▸ **What the task requires**
Leave out the pictures and restate the rest of the data exactly.

▸ **Data lines**
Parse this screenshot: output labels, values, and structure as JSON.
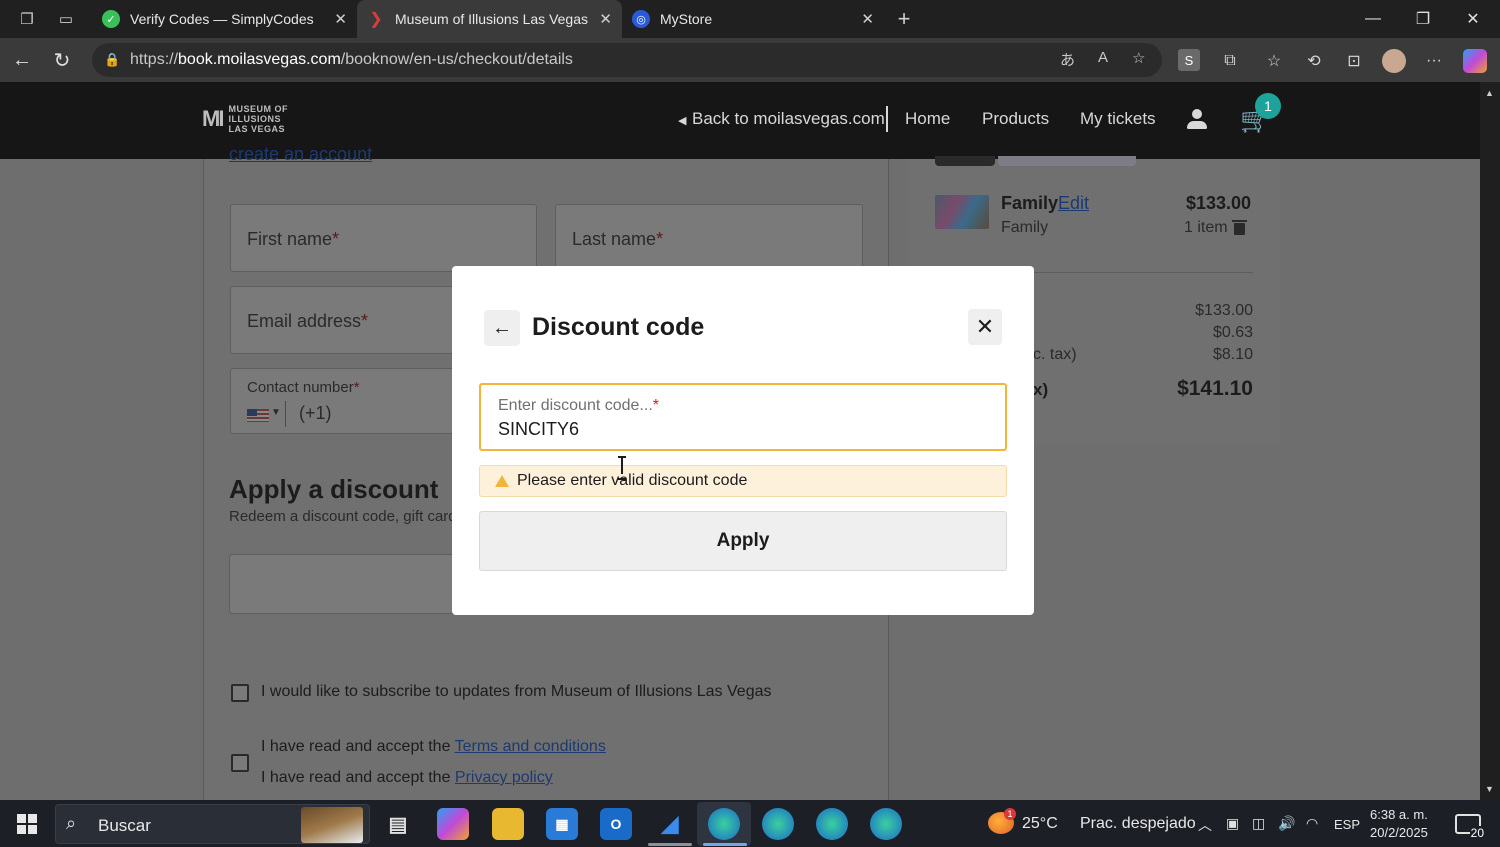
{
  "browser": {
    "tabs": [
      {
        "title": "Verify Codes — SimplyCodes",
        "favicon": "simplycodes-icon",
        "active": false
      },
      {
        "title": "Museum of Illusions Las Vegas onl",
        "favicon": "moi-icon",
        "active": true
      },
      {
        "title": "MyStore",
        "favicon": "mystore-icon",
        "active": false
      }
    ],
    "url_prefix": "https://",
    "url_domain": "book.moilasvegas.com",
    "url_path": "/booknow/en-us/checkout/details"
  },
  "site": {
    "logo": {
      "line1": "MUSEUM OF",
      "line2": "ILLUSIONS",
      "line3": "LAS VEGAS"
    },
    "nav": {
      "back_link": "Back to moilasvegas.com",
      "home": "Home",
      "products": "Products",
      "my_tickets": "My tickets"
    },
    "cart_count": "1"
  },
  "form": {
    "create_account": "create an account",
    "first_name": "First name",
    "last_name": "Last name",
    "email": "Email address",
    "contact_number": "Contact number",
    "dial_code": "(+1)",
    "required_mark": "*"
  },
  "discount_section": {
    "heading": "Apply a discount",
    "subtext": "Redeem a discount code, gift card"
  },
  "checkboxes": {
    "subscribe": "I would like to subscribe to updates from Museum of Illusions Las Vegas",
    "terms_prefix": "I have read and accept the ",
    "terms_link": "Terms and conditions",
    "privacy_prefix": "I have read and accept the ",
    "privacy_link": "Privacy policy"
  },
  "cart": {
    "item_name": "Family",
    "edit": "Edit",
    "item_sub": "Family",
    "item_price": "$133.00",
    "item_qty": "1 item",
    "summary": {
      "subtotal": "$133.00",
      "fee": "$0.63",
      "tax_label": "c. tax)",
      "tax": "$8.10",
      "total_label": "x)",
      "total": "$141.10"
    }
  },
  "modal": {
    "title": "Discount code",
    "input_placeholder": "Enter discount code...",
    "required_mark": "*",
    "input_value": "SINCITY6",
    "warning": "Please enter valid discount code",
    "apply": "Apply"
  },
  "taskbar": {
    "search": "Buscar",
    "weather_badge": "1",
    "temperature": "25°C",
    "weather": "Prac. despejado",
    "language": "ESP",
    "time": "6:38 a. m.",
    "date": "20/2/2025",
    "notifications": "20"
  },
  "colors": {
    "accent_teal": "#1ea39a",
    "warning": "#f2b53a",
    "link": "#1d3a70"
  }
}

▸ **Finished answer**
Parse this screenshot: output labels, values, and structure as JSON.
{
  "browser": {
    "tabs": [
      {
        "title": "Verify Codes — SimplyCodes",
        "favicon": "simplycodes-icon",
        "active": false
      },
      {
        "title": "Museum of Illusions Las Vegas onl",
        "favicon": "moi-icon",
        "active": true
      },
      {
        "title": "MyStore",
        "favicon": "mystore-icon",
        "active": false
      }
    ],
    "url_prefix": "https://",
    "url_domain": "book.moilasvegas.com",
    "url_path": "/booknow/en-us/checkout/details"
  },
  "site": {
    "logo": {
      "line1": "MUSEUM OF",
      "line2": "ILLUSIONS",
      "line3": "LAS VEGAS"
    },
    "nav": {
      "back_link": "Back to moilasvegas.com",
      "home": "Home",
      "products": "Products",
      "my_tickets": "My tickets"
    },
    "cart_count": "1"
  },
  "form": {
    "create_account": "create an account",
    "first_name": "First name",
    "last_name": "Last name",
    "email": "Email address",
    "contact_number": "Contact number",
    "dial_code": "(+1)",
    "required_mark": "*"
  },
  "discount_section": {
    "heading": "Apply a discount",
    "subtext": "Redeem a discount code, gift card"
  },
  "checkboxes": {
    "subscribe": "I would like to subscribe to updates from Museum of Illusions Las Vegas",
    "terms_prefix": "I have read and accept the ",
    "terms_link": "Terms and conditions",
    "privacy_prefix": "I have read and accept the ",
    "privacy_link": "Privacy policy"
  },
  "cart": {
    "item_name": "Family",
    "edit": "Edit",
    "item_sub": "Family",
    "item_price": "$133.00",
    "item_qty": "1 item",
    "summary": {
      "subtotal": "$133.00",
      "fee": "$0.63",
      "tax_label": "c. tax)",
      "tax": "$8.10",
      "total_label": "x)",
      "total": "$141.10"
    }
  },
  "modal": {
    "title": "Discount code",
    "input_placeholder": "Enter discount code...",
    "required_mark": "*",
    "input_value": "SINCITY6",
    "warning": "Please enter valid discount code",
    "apply": "Apply"
  },
  "taskbar": {
    "search": "Buscar",
    "weather_badge": "1",
    "temperature": "25°C",
    "weather": "Prac. despejado",
    "language": "ESP",
    "time": "6:38 a. m.",
    "date": "20/2/2025",
    "notifications": "20"
  },
  "colors": {
    "accent_teal": "#1ea39a",
    "warning": "#f2b53a",
    "link": "#1d3a70"
  }
}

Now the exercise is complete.